[Data rows]
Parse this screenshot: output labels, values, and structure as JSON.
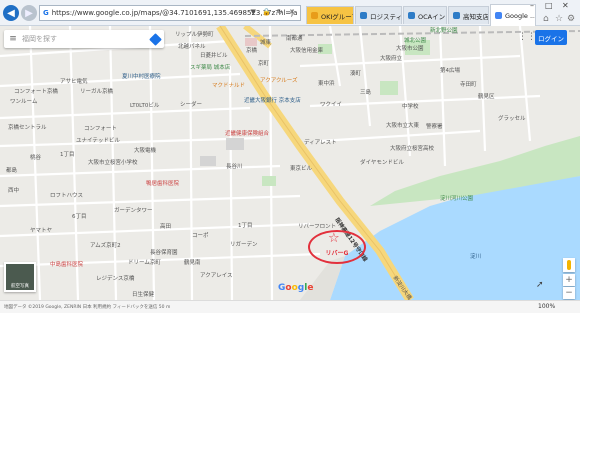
{
  "browser": {
    "url": "https://www.google.co.jp/maps/@34.7101691,135.4698523,17z?hl=ja",
    "tabs": [
      {
        "label": "OKIグループ...",
        "style": "hl",
        "icon_color": "#e89c1a"
      },
      {
        "label": "ロジスティ...",
        "style": "normal",
        "icon_color": "#2e7cc7"
      },
      {
        "label": "OCAイントラ",
        "style": "normal",
        "icon_color": "#2e7cc7"
      },
      {
        "label": "高知支店",
        "style": "normal",
        "icon_color": "#2e7cc7"
      },
      {
        "label": "Google ...",
        "style": "active",
        "icon_color": "#4285f4"
      }
    ],
    "tab_close": "×",
    "win_min": "–",
    "win_max": "□",
    "win_close": "✕",
    "addr_tools": "▼ 🔒 ↻ ✕",
    "home_icon": "⌂",
    "star_icon": "☆",
    "gear_icon": "⚙",
    "zoom": "100%"
  },
  "map": {
    "search_placeholder": "福岡を探す",
    "login_label": "ログイン",
    "satellite_label": "航空写真",
    "copyright": "地図データ ©2019 Google, ZENRIN 日本 利用規約 フィードバックを送信 50 m",
    "google_logo": "Google",
    "marker_label": "リバーG",
    "zoom_in": "+",
    "zoom_out": "−",
    "labels": [
      {
        "text": "リップル伊勢町",
        "cls": ""
      },
      {
        "text": "北越パネル",
        "cls": ""
      },
      {
        "text": "日菱井ビル",
        "cls": ""
      },
      {
        "text": "城東",
        "cls": ""
      },
      {
        "text": "南都通",
        "cls": ""
      },
      {
        "text": "大阪信用金庫",
        "cls": ""
      },
      {
        "text": "スギ薬局 城本店",
        "cls": "green"
      },
      {
        "text": "京町",
        "cls": ""
      },
      {
        "text": "夏川中村医療院",
        "cls": "blue"
      },
      {
        "text": "アクアクルーズ",
        "cls": "orange"
      },
      {
        "text": "マクドナルド",
        "cls": "orange"
      },
      {
        "text": "コンフォート京橋",
        "cls": ""
      },
      {
        "text": "アサヒ電気",
        "cls": ""
      },
      {
        "text": "リーガル京橋",
        "cls": ""
      },
      {
        "text": "ワンルーム",
        "cls": ""
      },
      {
        "text": "近畿大阪銀行 京本支店",
        "cls": "blue"
      },
      {
        "text": "近畿健康保険組合",
        "cls": "red"
      },
      {
        "text": "LT0LT0ビル",
        "cls": ""
      },
      {
        "text": "シーダー",
        "cls": ""
      },
      {
        "text": "コンフォート",
        "cls": ""
      },
      {
        "text": "ユナイテッドビル",
        "cls": ""
      },
      {
        "text": "京橋セントラル",
        "cls": ""
      },
      {
        "text": "大阪市立桜宮小学校",
        "cls": ""
      },
      {
        "text": "1丁目",
        "cls": ""
      },
      {
        "text": "桃谷",
        "cls": ""
      },
      {
        "text": "鴨居歯科医院",
        "cls": "red"
      },
      {
        "text": "長谷川",
        "cls": ""
      },
      {
        "text": "ロフトハウス",
        "cls": ""
      },
      {
        "text": "アムズ京町2",
        "cls": ""
      },
      {
        "text": "中島歯科医院",
        "cls": "red"
      },
      {
        "text": "ドリーム京町",
        "cls": ""
      },
      {
        "text": "高田",
        "cls": ""
      },
      {
        "text": "長谷保育園",
        "cls": ""
      },
      {
        "text": "リバーフロント",
        "cls": ""
      },
      {
        "text": "東京ビル",
        "cls": ""
      },
      {
        "text": "リガーデン",
        "cls": ""
      },
      {
        "text": "鶴見南",
        "cls": ""
      },
      {
        "text": "ダイヤモンドビル",
        "cls": ""
      },
      {
        "text": "淀川河川公園",
        "cls": "green"
      },
      {
        "text": "淀川",
        "cls": "blue"
      },
      {
        "text": "大阪府立",
        "cls": ""
      },
      {
        "text": "大阪市公園",
        "cls": ""
      },
      {
        "text": "城北公園",
        "cls": "green"
      },
      {
        "text": "新北野公園",
        "cls": "green"
      },
      {
        "text": "第4広場",
        "cls": ""
      },
      {
        "text": "大阪市立大東",
        "cls": ""
      },
      {
        "text": "警察署",
        "cls": ""
      },
      {
        "text": "グラッセル",
        "cls": ""
      },
      {
        "text": "ワクイイ",
        "cls": ""
      },
      {
        "text": "鶴見区",
        "cls": ""
      },
      {
        "text": "三島",
        "cls": ""
      },
      {
        "text": "湊町",
        "cls": ""
      },
      {
        "text": "東中浜",
        "cls": ""
      },
      {
        "text": "寺田町",
        "cls": ""
      },
      {
        "text": "中学校",
        "cls": ""
      },
      {
        "text": "大阪府立桜宮高校",
        "cls": ""
      },
      {
        "text": "ディアレスト",
        "cls": ""
      },
      {
        "text": "阪神高速12号守口線",
        "cls": "bold"
      },
      {
        "text": "新淀川大橋",
        "cls": ""
      },
      {
        "text": "大阪電機",
        "cls": ""
      },
      {
        "text": "都島",
        "cls": ""
      },
      {
        "text": "ヤマトヤ",
        "cls": ""
      },
      {
        "text": "レジデンス京橋",
        "cls": ""
      },
      {
        "text": "1丁目",
        "cls": ""
      },
      {
        "text": "コーポ",
        "cls": ""
      },
      {
        "text": "西中",
        "cls": ""
      },
      {
        "text": "6丁目",
        "cls": ""
      },
      {
        "text": "京橋",
        "cls": ""
      },
      {
        "text": "ガーデンタワー",
        "cls": ""
      },
      {
        "text": "アクアレイス",
        "cls": ""
      },
      {
        "text": "日生保健",
        "cls": ""
      }
    ]
  }
}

[Directive] Retype the listing exactly. Pictures do not belong in the copy.

[Result of this task]
Parse this screenshot: output labels, values, and structure as JSON.
{
  "browser": {
    "url": "https://www.google.co.jp/maps/@34.7101691,135.4698523,17z?hl=ja",
    "tabs": [
      {
        "label": "OKIグループ...",
        "style": "hl",
        "icon_color": "#e89c1a"
      },
      {
        "label": "ロジスティ...",
        "style": "normal",
        "icon_color": "#2e7cc7"
      },
      {
        "label": "OCAイントラ",
        "style": "normal",
        "icon_color": "#2e7cc7"
      },
      {
        "label": "高知支店",
        "style": "normal",
        "icon_color": "#2e7cc7"
      },
      {
        "label": "Google ...",
        "style": "active",
        "icon_color": "#4285f4"
      }
    ],
    "tab_close": "×",
    "win_min": "–",
    "win_max": "□",
    "win_close": "✕",
    "addr_tools": "▼ 🔒 ↻ ✕",
    "home_icon": "⌂",
    "star_icon": "☆",
    "gear_icon": "⚙",
    "zoom": "100%"
  },
  "map": {
    "search_placeholder": "福岡を探す",
    "login_label": "ログイン",
    "satellite_label": "航空写真",
    "copyright": "地図データ ©2019 Google, ZENRIN 日本 利用規約 フィードバックを送信 50 m",
    "google_logo": "Google",
    "marker_label": "リバーG",
    "zoom_in": "+",
    "zoom_out": "−",
    "labels": [
      {
        "text": "リップル伊勢町",
        "cls": ""
      },
      {
        "text": "北越パネル",
        "cls": ""
      },
      {
        "text": "日菱井ビル",
        "cls": ""
      },
      {
        "text": "城東",
        "cls": ""
      },
      {
        "text": "南都通",
        "cls": ""
      },
      {
        "text": "大阪信用金庫",
        "cls": ""
      },
      {
        "text": "スギ薬局 城本店",
        "cls": "green"
      },
      {
        "text": "京町",
        "cls": ""
      },
      {
        "text": "夏川中村医療院",
        "cls": "blue"
      },
      {
        "text": "アクアクルーズ",
        "cls": "orange"
      },
      {
        "text": "マクドナルド",
        "cls": "orange"
      },
      {
        "text": "コンフォート京橋",
        "cls": ""
      },
      {
        "text": "アサヒ電気",
        "cls": ""
      },
      {
        "text": "リーガル京橋",
        "cls": ""
      },
      {
        "text": "ワンルーム",
        "cls": ""
      },
      {
        "text": "近畿大阪銀行 京本支店",
        "cls": "blue"
      },
      {
        "text": "近畿健康保険組合",
        "cls": "red"
      },
      {
        "text": "LT0LT0ビル",
        "cls": ""
      },
      {
        "text": "シーダー",
        "cls": ""
      },
      {
        "text": "コンフォート",
        "cls": ""
      },
      {
        "text": "ユナイテッドビル",
        "cls": ""
      },
      {
        "text": "京橋セントラル",
        "cls": ""
      },
      {
        "text": "大阪市立桜宮小学校",
        "cls": ""
      },
      {
        "text": "1丁目",
        "cls": ""
      },
      {
        "text": "桃谷",
        "cls": ""
      },
      {
        "text": "鴨居歯科医院",
        "cls": "red"
      },
      {
        "text": "長谷川",
        "cls": ""
      },
      {
        "text": "ロフトハウス",
        "cls": ""
      },
      {
        "text": "アムズ京町2",
        "cls": ""
      },
      {
        "text": "中島歯科医院",
        "cls": "red"
      },
      {
        "text": "ドリーム京町",
        "cls": ""
      },
      {
        "text": "高田",
        "cls": ""
      },
      {
        "text": "長谷保育園",
        "cls": ""
      },
      {
        "text": "リバーフロント",
        "cls": ""
      },
      {
        "text": "東京ビル",
        "cls": ""
      },
      {
        "text": "リガーデン",
        "cls": ""
      },
      {
        "text": "鶴見南",
        "cls": ""
      },
      {
        "text": "ダイヤモンドビル",
        "cls": ""
      },
      {
        "text": "淀川河川公園",
        "cls": "green"
      },
      {
        "text": "淀川",
        "cls": "blue"
      },
      {
        "text": "大阪府立",
        "cls": ""
      },
      {
        "text": "大阪市公園",
        "cls": ""
      },
      {
        "text": "城北公園",
        "cls": "green"
      },
      {
        "text": "新北野公園",
        "cls": "green"
      },
      {
        "text": "第4広場",
        "cls": ""
      },
      {
        "text": "大阪市立大東",
        "cls": ""
      },
      {
        "text": "警察署",
        "cls": ""
      },
      {
        "text": "グラッセル",
        "cls": ""
      },
      {
        "text": "ワクイイ",
        "cls": ""
      },
      {
        "text": "鶴見区",
        "cls": ""
      },
      {
        "text": "三島",
        "cls": ""
      },
      {
        "text": "湊町",
        "cls": ""
      },
      {
        "text": "東中浜",
        "cls": ""
      },
      {
        "text": "寺田町",
        "cls": ""
      },
      {
        "text": "中学校",
        "cls": ""
      },
      {
        "text": "大阪府立桜宮高校",
        "cls": ""
      },
      {
        "text": "ディアレスト",
        "cls": ""
      },
      {
        "text": "阪神高速12号守口線",
        "cls": "bold"
      },
      {
        "text": "新淀川大橋",
        "cls": ""
      },
      {
        "text": "大阪電機",
        "cls": ""
      },
      {
        "text": "都島",
        "cls": ""
      },
      {
        "text": "ヤマトヤ",
        "cls": ""
      },
      {
        "text": "レジデンス京橋",
        "cls": ""
      },
      {
        "text": "1丁目",
        "cls": ""
      },
      {
        "text": "コーポ",
        "cls": ""
      },
      {
        "text": "西中",
        "cls": ""
      },
      {
        "text": "6丁目",
        "cls": ""
      },
      {
        "text": "京橋",
        "cls": ""
      },
      {
        "text": "ガーデンタワー",
        "cls": ""
      },
      {
        "text": "アクアレイス",
        "cls": ""
      },
      {
        "text": "日生保健",
        "cls": ""
      }
    ]
  }
}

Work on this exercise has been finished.